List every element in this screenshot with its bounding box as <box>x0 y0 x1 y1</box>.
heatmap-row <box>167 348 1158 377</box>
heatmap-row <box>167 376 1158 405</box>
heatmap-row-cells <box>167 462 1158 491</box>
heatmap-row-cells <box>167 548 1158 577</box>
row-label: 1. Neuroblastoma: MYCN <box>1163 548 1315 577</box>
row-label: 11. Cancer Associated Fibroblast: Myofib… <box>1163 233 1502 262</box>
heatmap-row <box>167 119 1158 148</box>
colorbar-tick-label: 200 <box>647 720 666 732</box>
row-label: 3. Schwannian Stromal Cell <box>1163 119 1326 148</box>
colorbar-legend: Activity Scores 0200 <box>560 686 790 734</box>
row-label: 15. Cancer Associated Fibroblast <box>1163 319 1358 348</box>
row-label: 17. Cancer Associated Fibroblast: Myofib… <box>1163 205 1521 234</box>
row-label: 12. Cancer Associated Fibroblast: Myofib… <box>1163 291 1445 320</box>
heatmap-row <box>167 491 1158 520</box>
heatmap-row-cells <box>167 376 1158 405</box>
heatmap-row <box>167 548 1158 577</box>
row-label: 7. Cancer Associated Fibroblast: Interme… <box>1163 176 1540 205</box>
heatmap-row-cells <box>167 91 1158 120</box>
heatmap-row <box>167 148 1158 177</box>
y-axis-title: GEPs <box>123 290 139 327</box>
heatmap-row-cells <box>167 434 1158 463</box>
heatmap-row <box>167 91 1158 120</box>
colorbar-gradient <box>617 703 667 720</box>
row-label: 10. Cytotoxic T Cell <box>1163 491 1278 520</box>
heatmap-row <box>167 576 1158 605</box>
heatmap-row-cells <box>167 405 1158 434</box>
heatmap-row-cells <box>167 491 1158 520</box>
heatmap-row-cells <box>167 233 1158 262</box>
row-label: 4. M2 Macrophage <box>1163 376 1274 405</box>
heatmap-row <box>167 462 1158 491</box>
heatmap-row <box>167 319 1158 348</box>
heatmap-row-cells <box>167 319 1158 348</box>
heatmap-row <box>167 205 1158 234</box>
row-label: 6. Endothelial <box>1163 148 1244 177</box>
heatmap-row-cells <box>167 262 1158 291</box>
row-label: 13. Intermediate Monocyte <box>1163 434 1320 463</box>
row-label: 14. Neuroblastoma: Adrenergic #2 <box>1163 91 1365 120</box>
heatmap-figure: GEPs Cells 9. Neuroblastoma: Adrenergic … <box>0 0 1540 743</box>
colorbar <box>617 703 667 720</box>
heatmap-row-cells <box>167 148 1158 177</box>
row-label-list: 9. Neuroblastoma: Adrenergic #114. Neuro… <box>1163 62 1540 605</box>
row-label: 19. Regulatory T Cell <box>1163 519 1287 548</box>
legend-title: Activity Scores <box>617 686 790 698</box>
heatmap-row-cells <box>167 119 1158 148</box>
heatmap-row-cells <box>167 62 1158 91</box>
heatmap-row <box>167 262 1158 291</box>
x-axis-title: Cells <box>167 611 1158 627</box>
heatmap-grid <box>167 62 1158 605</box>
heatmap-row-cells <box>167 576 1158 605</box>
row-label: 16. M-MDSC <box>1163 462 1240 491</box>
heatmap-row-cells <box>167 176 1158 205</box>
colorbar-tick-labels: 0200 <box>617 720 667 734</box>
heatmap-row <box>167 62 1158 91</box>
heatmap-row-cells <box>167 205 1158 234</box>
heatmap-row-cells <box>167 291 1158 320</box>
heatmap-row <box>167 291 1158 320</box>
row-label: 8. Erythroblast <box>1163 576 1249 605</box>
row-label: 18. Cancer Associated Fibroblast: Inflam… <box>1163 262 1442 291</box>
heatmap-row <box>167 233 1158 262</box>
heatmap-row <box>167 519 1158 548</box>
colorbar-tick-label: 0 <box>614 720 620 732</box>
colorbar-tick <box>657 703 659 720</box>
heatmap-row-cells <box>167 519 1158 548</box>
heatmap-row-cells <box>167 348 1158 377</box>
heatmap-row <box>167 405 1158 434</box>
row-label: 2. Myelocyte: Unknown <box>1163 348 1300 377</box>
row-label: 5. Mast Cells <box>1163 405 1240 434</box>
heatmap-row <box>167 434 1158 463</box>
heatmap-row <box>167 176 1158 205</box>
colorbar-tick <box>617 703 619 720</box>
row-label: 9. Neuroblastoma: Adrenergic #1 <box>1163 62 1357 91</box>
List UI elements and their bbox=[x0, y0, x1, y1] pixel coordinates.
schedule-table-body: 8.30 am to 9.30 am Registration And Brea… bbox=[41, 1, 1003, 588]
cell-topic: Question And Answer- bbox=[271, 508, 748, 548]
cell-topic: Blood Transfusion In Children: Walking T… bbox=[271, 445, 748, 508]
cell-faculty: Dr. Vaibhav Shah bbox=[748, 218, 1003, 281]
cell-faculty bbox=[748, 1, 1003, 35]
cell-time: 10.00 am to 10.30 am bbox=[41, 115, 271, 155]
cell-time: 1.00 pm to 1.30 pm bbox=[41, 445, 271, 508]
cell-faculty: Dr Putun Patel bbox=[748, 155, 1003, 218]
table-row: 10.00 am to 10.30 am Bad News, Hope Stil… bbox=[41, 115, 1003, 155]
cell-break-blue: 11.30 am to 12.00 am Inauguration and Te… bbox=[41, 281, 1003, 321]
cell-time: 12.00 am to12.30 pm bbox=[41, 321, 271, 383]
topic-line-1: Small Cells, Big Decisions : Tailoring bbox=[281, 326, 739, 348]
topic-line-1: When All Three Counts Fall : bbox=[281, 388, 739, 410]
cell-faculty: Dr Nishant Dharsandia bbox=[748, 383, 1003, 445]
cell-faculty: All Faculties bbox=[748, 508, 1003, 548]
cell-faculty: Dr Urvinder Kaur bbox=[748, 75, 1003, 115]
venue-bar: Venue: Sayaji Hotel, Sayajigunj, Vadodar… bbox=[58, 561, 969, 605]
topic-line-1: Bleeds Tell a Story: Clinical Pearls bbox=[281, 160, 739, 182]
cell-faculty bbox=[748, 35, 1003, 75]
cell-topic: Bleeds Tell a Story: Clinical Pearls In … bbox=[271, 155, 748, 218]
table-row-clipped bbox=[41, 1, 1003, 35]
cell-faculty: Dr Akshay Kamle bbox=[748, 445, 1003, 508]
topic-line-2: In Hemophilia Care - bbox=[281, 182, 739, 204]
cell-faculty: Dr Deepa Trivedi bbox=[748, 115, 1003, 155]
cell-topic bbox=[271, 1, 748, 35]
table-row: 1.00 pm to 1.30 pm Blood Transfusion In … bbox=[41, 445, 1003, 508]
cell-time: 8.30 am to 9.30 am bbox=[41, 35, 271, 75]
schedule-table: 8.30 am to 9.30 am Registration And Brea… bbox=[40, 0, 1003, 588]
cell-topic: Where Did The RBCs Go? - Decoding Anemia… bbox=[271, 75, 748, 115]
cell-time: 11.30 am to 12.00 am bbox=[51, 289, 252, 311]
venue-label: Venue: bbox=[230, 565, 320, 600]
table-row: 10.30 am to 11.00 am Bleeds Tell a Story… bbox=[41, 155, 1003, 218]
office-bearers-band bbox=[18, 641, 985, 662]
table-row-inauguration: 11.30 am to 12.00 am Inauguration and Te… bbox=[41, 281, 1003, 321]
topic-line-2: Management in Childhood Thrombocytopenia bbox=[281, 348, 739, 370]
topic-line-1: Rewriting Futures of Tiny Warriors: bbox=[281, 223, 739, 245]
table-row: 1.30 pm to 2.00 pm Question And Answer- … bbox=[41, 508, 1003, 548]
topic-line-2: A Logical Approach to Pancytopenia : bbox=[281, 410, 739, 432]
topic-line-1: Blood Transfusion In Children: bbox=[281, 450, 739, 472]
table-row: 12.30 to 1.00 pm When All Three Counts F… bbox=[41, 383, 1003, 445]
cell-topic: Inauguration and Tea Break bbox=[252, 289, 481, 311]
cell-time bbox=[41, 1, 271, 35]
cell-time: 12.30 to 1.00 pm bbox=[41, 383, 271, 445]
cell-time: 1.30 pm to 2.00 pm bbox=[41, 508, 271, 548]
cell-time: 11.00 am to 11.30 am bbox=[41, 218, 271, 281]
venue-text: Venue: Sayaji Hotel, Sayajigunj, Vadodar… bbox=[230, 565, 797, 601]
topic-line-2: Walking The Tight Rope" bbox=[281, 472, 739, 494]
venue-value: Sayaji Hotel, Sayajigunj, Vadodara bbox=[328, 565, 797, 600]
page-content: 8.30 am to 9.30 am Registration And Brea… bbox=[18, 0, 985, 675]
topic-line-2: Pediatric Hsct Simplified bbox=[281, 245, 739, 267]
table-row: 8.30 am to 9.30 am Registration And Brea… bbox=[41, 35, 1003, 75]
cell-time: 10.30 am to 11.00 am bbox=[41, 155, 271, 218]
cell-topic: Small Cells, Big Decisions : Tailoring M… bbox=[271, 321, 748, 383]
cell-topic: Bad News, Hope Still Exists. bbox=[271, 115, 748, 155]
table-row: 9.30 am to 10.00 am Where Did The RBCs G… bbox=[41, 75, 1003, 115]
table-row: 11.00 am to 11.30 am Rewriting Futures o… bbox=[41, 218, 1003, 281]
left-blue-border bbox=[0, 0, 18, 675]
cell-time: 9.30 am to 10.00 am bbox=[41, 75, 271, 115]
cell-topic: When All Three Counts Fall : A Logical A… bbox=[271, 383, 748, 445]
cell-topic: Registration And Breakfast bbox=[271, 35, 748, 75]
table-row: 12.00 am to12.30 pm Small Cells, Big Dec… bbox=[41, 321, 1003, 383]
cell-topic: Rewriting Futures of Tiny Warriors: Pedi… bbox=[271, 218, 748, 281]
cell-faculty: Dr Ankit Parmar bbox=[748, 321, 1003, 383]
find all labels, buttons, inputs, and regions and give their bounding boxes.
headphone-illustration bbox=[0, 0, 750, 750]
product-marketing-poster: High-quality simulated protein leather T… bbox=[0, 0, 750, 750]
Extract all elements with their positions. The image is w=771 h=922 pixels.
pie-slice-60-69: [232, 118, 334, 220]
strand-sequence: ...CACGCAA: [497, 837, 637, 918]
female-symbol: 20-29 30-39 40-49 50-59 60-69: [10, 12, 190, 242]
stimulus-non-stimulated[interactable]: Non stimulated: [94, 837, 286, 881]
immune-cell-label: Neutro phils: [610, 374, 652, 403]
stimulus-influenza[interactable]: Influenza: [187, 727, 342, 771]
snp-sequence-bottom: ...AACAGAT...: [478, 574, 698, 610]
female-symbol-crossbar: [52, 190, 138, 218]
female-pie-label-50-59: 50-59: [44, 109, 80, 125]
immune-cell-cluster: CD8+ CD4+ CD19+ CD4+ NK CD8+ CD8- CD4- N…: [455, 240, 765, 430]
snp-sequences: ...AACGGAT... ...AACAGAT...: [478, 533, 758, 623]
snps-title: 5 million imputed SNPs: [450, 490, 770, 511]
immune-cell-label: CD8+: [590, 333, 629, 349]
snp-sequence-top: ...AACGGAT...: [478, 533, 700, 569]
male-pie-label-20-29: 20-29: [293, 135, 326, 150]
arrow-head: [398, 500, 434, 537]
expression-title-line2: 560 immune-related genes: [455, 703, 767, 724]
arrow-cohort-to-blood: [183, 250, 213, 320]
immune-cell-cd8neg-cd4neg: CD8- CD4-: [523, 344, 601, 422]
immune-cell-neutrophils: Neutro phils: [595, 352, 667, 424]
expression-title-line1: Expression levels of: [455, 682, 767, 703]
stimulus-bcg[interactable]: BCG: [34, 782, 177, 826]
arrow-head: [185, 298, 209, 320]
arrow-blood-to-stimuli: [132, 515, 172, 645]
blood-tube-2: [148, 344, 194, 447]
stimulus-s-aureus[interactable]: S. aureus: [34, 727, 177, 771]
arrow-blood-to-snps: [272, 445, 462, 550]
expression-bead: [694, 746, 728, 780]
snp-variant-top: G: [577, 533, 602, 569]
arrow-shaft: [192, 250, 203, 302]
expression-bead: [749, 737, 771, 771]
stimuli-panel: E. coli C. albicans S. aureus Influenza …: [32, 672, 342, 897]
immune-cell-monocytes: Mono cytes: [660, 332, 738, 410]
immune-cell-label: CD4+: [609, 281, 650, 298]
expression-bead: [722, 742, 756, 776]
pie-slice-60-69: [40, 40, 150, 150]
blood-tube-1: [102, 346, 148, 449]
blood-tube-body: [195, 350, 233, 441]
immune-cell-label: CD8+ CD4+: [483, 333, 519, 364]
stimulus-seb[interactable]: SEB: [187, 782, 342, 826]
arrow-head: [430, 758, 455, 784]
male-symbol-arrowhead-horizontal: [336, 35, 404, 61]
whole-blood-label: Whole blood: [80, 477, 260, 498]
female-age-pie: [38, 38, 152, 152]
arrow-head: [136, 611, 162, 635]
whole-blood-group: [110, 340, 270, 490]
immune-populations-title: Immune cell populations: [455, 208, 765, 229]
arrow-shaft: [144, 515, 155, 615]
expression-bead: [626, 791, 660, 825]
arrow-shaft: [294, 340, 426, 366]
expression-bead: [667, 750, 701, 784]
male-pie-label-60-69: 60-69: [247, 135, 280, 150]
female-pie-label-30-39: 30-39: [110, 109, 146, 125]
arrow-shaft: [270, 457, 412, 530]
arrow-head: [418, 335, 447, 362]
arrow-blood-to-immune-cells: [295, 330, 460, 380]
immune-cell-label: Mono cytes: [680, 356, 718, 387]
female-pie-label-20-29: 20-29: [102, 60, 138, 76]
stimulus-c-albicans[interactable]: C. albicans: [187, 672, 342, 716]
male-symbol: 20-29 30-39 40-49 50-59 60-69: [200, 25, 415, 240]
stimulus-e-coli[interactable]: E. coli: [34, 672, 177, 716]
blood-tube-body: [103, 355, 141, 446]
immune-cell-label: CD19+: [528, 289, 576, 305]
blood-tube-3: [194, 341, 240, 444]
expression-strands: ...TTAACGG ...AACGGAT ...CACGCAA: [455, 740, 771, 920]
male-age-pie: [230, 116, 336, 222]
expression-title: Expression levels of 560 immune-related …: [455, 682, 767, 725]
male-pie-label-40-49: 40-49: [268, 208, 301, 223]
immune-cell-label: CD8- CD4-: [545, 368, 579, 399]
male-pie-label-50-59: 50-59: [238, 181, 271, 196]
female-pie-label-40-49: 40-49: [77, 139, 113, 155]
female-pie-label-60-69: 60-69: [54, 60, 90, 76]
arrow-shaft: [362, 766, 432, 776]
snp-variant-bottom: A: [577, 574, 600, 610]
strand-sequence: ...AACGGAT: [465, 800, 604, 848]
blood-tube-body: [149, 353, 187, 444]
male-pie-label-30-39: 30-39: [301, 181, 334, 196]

§ Instructions for the task:
Which lines above contain the word "coli"? List them.

§ Worked solution:
stimuli-panel: E. coli C. albicans S. aureus Influenza …: [32, 672, 342, 897]
stimulus-e-coli[interactable]: E. coli: [34, 672, 177, 716]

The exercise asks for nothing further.